[Entries with figure data]

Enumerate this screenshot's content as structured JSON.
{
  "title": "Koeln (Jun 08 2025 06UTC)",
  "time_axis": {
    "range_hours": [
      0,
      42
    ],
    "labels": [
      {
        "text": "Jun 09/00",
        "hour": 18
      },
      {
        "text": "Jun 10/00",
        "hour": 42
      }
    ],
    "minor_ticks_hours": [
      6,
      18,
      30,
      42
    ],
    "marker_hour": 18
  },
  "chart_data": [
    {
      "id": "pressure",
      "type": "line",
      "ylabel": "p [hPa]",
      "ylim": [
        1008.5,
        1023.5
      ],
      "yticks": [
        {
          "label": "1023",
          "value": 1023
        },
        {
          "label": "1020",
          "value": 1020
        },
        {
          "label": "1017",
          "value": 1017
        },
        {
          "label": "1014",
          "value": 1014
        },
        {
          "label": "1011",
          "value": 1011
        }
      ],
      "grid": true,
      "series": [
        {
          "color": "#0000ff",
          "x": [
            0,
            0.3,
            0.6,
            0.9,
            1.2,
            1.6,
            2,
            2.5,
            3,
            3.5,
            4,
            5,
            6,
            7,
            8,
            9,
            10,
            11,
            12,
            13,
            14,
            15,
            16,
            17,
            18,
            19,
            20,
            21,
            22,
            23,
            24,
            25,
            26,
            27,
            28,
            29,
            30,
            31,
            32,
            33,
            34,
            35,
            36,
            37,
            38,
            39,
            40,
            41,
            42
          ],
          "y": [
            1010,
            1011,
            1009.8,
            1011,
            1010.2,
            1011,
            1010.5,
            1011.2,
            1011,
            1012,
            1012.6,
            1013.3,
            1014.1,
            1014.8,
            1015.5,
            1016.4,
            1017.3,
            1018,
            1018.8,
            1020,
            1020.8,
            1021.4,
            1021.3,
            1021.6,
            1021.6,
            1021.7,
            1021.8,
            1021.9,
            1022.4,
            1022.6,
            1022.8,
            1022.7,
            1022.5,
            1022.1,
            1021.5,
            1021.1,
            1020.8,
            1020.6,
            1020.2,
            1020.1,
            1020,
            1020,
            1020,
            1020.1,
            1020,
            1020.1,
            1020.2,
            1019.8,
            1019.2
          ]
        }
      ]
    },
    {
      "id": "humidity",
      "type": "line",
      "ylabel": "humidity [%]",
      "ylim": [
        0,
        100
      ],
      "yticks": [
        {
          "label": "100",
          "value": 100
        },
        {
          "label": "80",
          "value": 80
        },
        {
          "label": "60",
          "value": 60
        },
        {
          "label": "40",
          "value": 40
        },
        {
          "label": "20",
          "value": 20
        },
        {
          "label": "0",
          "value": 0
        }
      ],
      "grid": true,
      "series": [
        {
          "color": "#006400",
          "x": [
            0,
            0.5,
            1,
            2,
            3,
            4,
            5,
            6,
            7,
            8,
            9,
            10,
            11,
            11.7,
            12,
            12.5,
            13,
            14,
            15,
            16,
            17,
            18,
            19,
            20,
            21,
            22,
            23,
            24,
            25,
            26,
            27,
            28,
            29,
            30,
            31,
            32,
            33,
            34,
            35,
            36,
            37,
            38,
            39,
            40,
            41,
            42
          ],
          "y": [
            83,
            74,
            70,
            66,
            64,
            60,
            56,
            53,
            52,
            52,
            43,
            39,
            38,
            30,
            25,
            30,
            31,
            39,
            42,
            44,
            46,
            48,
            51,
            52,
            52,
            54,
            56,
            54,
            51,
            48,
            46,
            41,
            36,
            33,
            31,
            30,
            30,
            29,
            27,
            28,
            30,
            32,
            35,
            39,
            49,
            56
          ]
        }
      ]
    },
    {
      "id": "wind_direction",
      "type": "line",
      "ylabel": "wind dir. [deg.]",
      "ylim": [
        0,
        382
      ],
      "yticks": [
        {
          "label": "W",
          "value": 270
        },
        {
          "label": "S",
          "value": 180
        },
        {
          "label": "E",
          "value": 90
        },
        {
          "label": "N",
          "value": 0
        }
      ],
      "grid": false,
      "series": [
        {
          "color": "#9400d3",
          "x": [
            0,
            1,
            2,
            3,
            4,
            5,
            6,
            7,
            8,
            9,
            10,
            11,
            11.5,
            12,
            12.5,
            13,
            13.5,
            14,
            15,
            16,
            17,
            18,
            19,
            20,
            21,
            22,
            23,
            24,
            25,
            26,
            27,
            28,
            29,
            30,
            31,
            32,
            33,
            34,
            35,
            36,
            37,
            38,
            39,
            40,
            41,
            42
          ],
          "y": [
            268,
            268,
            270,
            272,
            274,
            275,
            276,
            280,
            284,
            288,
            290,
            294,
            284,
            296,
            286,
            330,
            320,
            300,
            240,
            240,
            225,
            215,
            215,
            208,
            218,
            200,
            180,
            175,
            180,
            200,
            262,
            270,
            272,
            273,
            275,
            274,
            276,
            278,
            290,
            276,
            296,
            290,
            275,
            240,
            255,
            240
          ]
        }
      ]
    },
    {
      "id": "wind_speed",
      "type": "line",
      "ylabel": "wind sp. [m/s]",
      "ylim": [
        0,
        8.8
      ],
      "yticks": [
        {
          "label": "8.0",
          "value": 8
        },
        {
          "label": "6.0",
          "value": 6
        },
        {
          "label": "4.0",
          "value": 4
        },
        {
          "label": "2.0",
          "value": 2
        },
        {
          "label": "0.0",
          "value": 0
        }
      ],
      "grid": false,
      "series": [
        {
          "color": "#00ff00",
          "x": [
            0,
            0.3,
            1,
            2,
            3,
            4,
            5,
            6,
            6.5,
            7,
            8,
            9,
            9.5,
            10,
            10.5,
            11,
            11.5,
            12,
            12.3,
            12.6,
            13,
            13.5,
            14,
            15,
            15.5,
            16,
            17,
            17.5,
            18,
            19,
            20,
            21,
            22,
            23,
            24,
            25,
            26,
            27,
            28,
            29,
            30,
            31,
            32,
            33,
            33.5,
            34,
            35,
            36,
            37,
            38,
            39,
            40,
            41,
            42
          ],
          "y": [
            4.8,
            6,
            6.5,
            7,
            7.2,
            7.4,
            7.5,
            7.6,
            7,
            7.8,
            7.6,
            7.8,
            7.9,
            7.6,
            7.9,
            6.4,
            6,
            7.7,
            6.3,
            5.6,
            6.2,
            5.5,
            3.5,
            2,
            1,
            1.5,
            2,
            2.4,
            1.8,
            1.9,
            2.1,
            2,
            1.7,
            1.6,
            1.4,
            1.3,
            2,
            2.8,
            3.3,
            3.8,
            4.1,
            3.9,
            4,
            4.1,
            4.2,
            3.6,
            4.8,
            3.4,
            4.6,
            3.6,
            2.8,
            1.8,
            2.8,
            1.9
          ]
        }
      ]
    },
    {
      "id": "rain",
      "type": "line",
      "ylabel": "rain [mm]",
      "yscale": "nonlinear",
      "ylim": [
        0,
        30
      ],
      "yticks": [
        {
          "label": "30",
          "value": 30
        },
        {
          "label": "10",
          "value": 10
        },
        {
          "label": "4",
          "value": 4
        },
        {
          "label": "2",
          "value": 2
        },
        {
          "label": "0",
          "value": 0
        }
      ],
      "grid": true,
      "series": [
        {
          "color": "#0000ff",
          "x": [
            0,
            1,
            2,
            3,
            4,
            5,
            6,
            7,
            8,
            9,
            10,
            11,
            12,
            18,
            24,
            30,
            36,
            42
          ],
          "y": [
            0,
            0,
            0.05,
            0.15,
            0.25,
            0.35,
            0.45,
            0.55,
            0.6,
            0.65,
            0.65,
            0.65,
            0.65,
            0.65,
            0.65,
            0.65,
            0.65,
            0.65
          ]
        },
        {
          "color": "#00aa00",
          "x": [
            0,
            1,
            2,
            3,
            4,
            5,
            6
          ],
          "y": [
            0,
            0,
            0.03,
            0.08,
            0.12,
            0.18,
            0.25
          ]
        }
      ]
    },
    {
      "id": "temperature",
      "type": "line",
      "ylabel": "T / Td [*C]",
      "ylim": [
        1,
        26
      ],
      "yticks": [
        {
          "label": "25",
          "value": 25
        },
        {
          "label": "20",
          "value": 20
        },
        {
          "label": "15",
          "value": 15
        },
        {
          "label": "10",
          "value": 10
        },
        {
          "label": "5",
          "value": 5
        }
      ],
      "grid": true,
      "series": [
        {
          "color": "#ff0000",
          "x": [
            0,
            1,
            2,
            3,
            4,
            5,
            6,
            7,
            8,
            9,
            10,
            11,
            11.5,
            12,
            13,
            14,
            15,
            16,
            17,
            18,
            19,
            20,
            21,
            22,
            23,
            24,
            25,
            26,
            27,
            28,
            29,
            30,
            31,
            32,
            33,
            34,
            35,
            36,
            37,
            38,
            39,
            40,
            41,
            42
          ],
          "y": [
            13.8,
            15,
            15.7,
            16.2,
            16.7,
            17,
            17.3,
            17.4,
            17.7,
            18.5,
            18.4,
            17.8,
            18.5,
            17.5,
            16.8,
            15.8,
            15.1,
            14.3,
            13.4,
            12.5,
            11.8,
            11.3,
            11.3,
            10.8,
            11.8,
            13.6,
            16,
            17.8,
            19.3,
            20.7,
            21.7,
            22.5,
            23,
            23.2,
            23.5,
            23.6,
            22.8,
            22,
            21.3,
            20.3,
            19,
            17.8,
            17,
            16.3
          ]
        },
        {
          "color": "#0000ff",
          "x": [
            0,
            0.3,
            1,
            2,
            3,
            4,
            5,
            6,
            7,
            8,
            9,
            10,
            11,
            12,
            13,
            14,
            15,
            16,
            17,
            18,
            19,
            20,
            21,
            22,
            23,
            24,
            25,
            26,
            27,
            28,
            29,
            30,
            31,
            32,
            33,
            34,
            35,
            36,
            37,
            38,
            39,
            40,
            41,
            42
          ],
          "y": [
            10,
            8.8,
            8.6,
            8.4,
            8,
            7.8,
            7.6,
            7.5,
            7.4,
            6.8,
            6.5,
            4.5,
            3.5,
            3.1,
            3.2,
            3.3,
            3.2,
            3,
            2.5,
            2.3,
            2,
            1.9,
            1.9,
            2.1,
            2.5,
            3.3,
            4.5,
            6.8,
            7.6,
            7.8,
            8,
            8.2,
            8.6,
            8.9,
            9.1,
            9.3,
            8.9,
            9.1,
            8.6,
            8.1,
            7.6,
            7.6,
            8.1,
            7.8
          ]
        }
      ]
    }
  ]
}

#### What the task asks:
Only the number is needed here: how many lines of the records contain "color"?

#### Result of this exercise:
8